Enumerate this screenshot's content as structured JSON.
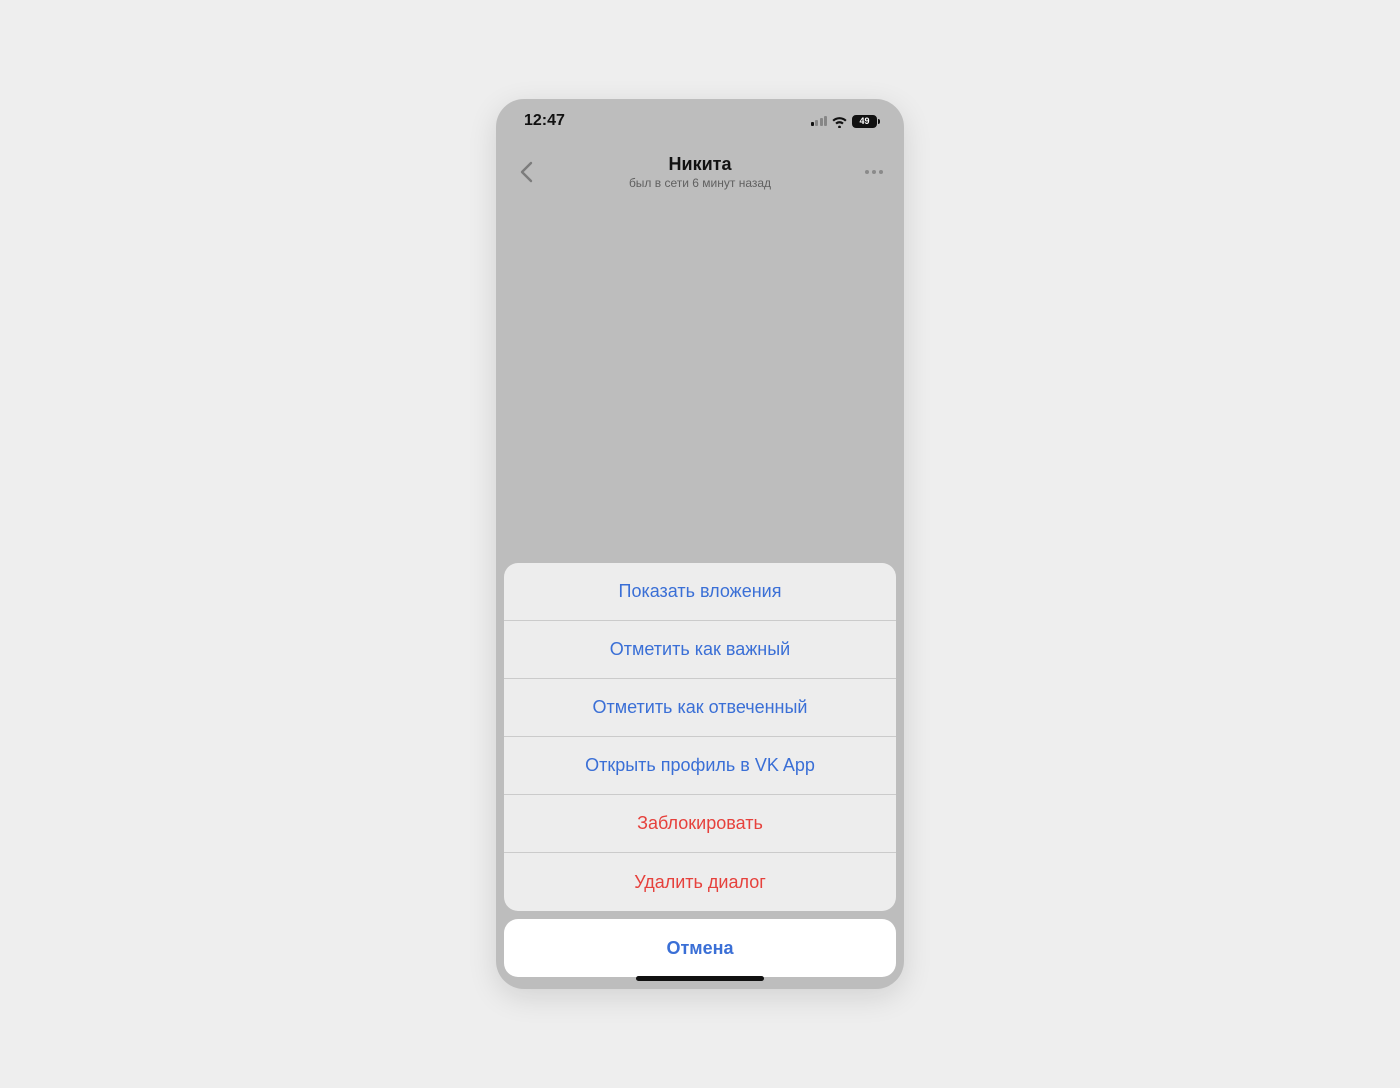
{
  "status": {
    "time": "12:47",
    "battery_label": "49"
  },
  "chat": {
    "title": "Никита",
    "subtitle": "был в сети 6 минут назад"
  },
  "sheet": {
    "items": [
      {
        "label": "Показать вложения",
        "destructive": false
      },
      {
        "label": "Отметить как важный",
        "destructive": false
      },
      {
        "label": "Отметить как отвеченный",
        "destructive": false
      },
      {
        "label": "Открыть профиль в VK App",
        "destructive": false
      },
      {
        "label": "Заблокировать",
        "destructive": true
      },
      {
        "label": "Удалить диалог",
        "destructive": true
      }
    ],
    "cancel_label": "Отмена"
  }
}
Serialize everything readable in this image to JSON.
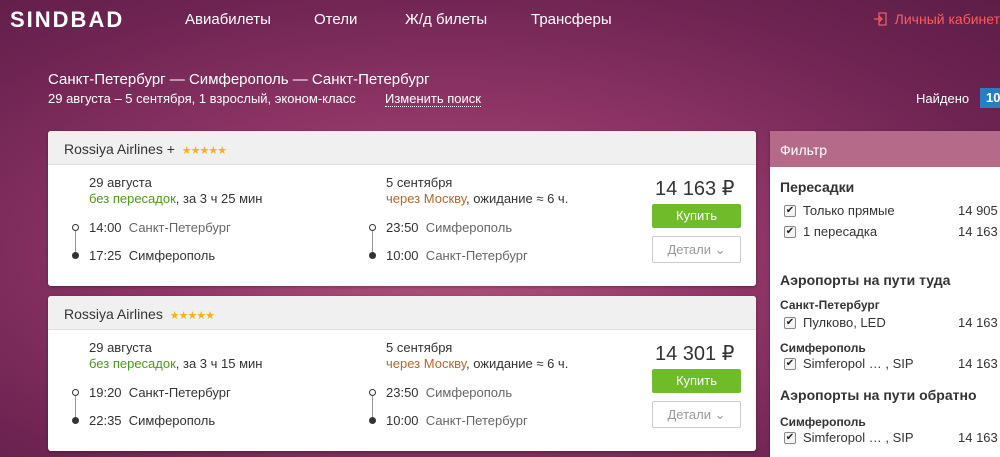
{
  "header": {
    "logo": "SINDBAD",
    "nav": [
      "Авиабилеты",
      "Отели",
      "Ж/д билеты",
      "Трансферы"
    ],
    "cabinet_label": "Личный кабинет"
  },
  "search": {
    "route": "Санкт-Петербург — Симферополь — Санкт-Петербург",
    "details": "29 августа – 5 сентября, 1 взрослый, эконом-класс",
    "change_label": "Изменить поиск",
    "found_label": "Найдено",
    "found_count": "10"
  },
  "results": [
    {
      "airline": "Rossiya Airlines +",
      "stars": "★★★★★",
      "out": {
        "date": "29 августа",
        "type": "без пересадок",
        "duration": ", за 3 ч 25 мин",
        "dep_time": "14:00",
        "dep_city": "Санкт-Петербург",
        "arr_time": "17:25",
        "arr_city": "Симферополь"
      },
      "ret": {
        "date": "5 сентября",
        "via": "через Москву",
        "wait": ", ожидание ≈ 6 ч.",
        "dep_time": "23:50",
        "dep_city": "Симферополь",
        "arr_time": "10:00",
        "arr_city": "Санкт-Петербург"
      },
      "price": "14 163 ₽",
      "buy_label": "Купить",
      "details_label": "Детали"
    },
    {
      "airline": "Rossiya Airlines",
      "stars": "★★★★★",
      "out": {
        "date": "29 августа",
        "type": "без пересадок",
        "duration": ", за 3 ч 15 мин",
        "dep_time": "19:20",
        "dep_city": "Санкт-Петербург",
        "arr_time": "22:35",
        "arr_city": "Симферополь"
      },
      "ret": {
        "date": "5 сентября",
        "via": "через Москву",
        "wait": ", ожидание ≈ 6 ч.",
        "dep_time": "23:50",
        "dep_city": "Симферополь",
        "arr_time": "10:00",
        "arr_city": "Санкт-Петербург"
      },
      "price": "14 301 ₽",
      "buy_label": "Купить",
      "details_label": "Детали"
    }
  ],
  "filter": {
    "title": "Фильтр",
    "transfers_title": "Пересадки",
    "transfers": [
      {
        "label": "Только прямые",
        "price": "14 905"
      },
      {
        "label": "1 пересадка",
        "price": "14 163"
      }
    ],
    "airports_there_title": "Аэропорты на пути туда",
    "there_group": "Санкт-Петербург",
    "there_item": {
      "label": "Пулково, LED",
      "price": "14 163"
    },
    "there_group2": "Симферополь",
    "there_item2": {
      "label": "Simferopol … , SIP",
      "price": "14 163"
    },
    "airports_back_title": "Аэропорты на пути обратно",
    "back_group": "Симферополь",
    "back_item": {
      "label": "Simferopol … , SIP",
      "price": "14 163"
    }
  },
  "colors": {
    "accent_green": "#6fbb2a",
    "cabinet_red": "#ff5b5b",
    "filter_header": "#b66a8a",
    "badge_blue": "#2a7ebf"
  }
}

==

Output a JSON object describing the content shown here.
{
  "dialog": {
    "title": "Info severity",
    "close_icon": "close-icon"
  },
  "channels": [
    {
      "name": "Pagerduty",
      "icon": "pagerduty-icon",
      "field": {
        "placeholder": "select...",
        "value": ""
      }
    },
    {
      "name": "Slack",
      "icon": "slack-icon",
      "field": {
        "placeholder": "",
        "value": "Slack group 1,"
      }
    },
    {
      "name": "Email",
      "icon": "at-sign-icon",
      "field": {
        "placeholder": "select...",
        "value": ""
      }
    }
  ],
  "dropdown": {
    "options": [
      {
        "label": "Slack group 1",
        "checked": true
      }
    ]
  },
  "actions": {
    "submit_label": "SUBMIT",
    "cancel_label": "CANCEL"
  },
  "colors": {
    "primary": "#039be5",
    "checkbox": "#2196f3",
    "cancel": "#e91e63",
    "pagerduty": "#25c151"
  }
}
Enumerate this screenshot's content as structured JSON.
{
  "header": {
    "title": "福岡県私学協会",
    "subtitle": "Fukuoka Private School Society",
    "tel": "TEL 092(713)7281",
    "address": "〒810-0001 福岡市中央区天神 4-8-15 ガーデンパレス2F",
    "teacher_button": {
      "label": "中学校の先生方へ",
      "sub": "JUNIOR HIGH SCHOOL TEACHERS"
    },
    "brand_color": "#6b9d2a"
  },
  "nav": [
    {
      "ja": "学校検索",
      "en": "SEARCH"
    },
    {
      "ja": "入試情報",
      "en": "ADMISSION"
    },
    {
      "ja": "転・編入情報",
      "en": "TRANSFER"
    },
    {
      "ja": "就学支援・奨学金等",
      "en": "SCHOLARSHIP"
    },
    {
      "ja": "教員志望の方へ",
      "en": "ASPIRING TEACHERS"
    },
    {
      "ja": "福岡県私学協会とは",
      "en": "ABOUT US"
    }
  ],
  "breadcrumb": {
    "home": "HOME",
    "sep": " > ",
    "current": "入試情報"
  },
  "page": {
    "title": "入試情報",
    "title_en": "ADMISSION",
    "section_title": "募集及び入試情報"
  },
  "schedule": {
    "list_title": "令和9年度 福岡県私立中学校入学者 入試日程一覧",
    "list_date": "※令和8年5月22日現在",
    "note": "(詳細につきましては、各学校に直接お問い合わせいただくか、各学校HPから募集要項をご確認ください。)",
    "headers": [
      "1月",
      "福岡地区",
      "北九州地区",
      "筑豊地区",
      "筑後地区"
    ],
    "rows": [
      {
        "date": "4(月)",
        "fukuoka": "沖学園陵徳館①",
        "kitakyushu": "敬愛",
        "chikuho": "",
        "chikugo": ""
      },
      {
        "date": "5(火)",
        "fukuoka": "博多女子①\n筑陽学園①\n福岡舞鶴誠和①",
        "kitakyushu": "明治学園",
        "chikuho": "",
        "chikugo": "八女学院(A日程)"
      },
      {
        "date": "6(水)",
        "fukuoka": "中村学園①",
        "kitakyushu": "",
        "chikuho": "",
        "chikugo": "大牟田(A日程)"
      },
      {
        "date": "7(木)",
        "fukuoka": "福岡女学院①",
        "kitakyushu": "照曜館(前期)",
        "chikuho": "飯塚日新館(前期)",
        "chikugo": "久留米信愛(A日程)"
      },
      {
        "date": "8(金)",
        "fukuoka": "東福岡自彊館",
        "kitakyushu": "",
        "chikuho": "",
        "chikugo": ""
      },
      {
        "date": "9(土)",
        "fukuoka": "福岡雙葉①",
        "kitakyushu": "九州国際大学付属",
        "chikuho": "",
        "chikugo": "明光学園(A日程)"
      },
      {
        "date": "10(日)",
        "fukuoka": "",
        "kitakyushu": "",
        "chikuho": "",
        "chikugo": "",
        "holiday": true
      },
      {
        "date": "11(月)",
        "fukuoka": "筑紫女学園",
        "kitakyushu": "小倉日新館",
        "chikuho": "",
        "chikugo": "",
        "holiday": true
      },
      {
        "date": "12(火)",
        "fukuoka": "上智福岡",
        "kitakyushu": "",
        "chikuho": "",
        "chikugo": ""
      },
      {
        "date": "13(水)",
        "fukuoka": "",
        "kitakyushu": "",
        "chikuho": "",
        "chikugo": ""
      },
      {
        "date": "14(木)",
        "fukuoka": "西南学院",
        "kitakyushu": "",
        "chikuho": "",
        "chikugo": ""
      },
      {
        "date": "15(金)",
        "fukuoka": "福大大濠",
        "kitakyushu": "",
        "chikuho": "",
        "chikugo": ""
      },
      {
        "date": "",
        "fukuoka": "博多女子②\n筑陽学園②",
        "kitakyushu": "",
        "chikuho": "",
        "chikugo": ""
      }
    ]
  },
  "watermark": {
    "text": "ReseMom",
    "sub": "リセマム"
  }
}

---

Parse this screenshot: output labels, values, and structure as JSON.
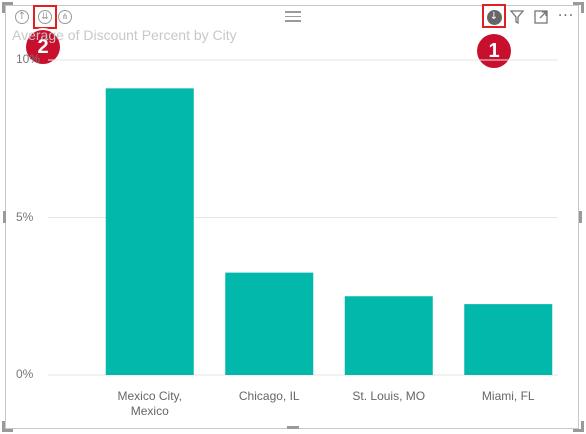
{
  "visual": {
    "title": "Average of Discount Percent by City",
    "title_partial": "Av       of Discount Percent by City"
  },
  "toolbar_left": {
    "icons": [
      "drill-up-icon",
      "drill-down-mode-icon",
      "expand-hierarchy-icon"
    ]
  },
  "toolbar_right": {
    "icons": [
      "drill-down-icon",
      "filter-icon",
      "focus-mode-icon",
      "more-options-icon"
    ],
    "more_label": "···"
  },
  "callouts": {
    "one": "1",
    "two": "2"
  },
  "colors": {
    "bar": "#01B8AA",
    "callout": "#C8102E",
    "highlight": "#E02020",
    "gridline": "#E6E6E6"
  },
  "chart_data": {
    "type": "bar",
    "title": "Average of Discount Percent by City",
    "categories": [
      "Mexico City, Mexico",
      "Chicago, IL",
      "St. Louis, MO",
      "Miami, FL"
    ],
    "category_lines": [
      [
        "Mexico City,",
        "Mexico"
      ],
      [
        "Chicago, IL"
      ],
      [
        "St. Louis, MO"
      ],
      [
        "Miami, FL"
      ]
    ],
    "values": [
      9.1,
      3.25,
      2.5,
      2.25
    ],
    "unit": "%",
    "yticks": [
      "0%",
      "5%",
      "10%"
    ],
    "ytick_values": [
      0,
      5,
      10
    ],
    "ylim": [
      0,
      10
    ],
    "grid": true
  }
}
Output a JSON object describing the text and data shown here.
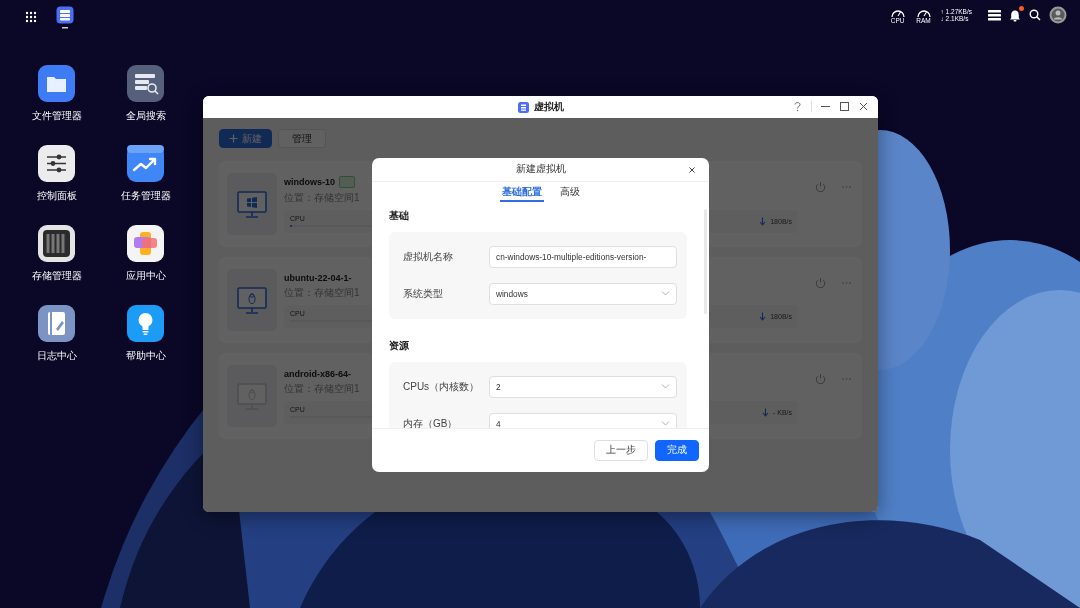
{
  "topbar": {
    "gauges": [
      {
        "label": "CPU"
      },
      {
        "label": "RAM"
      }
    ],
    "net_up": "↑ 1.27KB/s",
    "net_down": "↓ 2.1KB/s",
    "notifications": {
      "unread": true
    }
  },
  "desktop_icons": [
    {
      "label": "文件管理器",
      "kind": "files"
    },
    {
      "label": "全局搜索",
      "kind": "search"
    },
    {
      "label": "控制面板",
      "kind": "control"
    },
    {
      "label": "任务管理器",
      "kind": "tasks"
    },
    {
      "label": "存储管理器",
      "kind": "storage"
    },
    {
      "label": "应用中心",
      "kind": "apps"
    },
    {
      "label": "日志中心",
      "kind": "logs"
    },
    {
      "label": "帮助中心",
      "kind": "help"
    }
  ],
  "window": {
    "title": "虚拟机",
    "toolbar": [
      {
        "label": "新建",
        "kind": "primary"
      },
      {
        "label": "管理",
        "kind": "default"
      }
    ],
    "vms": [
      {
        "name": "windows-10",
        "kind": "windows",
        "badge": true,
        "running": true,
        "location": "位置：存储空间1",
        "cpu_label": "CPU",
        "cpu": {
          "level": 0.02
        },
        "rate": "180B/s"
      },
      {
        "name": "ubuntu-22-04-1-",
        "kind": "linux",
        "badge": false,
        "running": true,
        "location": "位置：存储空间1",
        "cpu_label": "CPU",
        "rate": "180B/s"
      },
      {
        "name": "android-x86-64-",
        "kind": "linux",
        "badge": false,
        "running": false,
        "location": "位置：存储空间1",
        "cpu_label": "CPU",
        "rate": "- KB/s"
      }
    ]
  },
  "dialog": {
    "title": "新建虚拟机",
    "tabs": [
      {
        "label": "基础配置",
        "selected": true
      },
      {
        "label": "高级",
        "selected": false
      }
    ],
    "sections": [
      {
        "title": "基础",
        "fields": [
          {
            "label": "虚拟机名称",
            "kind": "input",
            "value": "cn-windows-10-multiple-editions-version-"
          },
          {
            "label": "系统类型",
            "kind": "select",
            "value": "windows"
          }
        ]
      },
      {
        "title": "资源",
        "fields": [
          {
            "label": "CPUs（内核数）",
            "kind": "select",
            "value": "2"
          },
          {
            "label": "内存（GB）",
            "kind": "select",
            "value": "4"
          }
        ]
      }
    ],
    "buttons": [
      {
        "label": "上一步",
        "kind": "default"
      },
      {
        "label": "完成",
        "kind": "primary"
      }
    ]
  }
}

- _Your goal_
Show all lines from the records above where the word "mode" occurs.

- _Response for this exercise_
      "drill-down-mode-icon",
      "focus-mode-icon",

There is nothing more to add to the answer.